_EXERCISE:_
In the text on the Investment Manager Regime, which US accounting standard is named as the source of the first problem?

_SUPPLIED TEXT:_
═══
3.25 Both the Johnson and AFTS reviews identified this as a problem for the domestic financial services industry. The Johnson Report found this aspect of the current taxation arrangements contributed to a loss of new business and job opportunities. The AFTS review found that the ease with which savings can be reallocated between managed funds in different jurisdictions means that any Australian tax on such 'conduit' income - or even the risk of tax - could have an impact on investment choices.

Investment Manager Regime

3.26 This measure deals with the taxation of foreign managed funds investing in or via Australia. It deals with two issues which have arisen in relation to the existing arrangements, namely:

difficulties that foreign managed funds have with complying with US accounting rules; and
impediments to foreign funds using Australian-based financial intermediaries to manage (primarily offshore) assets.

3.27 This RIS outlines the three options which were identified to address these issues. After analysing the costs and benefits of each option, it identifies the option chosen by the Government to achieve the desired objectives. Finally, the RIS details the consultation process undertaken.

Problems with Existing Law

3.28 In relation to the first problem identified - issues arising from the US accounting standard ASC 740-10 - there is evidence that continued uncertainty regarding potential tax exposures for prior years is affecting foreign managed funds' investment decisions. As discussed previously, some funds are ceasing to invest in Australia, while others are maintaining exposure to Australia through using synthetic arrangements - such as derivatives. Overall, industry has indicated that Australia's status as a place to invest is being negatively impacted as a result of ASC 740-10.
═══
_GIVEN DATA:_
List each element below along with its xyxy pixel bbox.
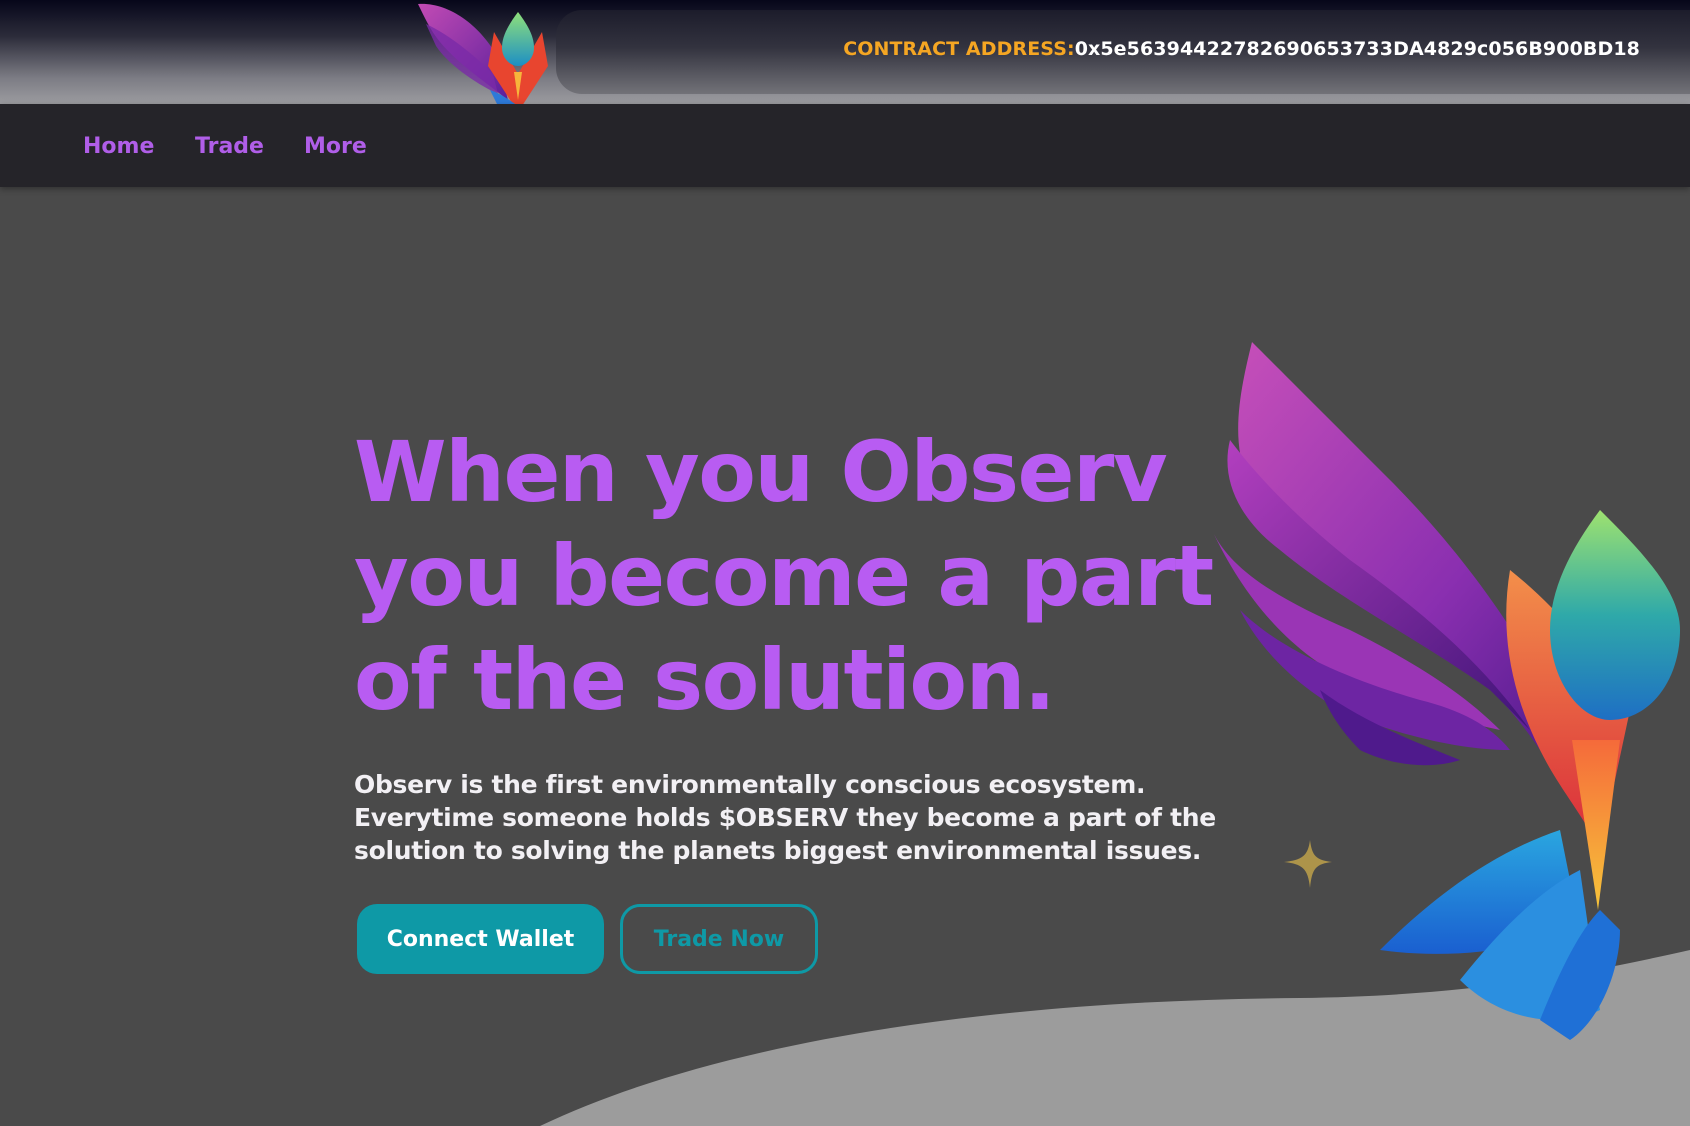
- hero-description-line-3: solution to solving the planets biggest …: [354, 836, 1202, 865]
- hero-description-line-1: Observ is the first environmentally cons…: [354, 770, 1146, 799]
- contract-address: CONTRACT ADDRESS:0x5e5639442278269065373…: [843, 38, 1640, 60]
- top-bar: CONTRACT ADDRESS:0x5e5639442278269065373…: [0, 0, 1690, 104]
- main-nav: Home Trade More: [0, 104, 1690, 187]
- hero-description: Observ is the first environmentally cons…: [354, 768, 1234, 867]
- nav-home-link[interactable]: Home: [83, 134, 154, 159]
- phoenix-bird-icon: [1212, 342, 1680, 1040]
- contract-address-value[interactable]: 0x5e56394422782690653733DA4829c056B900BD…: [1075, 38, 1640, 60]
- hero-title-line-2: you become a part: [354, 527, 1214, 625]
- hero-title-line-1: When you Observ: [354, 423, 1168, 521]
- hero-description-line-2: Everytime someone holds $OBSERV they bec…: [354, 803, 1216, 832]
- nav-trade-link[interactable]: Trade: [195, 134, 264, 159]
- hero-title: When you Observ you become a part of the…: [354, 420, 1254, 732]
- trade-now-button[interactable]: Trade Now: [620, 904, 818, 974]
- hero-title-line-3: of the solution.: [354, 631, 1056, 729]
- sparkle-star-icon: [1284, 840, 1332, 888]
- contract-address-label: CONTRACT ADDRESS:: [843, 38, 1075, 60]
- nav-more-link[interactable]: More: [304, 134, 367, 159]
- connect-wallet-button[interactable]: Connect Wallet: [357, 904, 604, 974]
- observ-phoenix-logo-icon[interactable]: [418, 0, 558, 104]
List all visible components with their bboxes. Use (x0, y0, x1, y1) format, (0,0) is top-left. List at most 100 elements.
═══
_COMPLETED TASK:_
ASC 740-10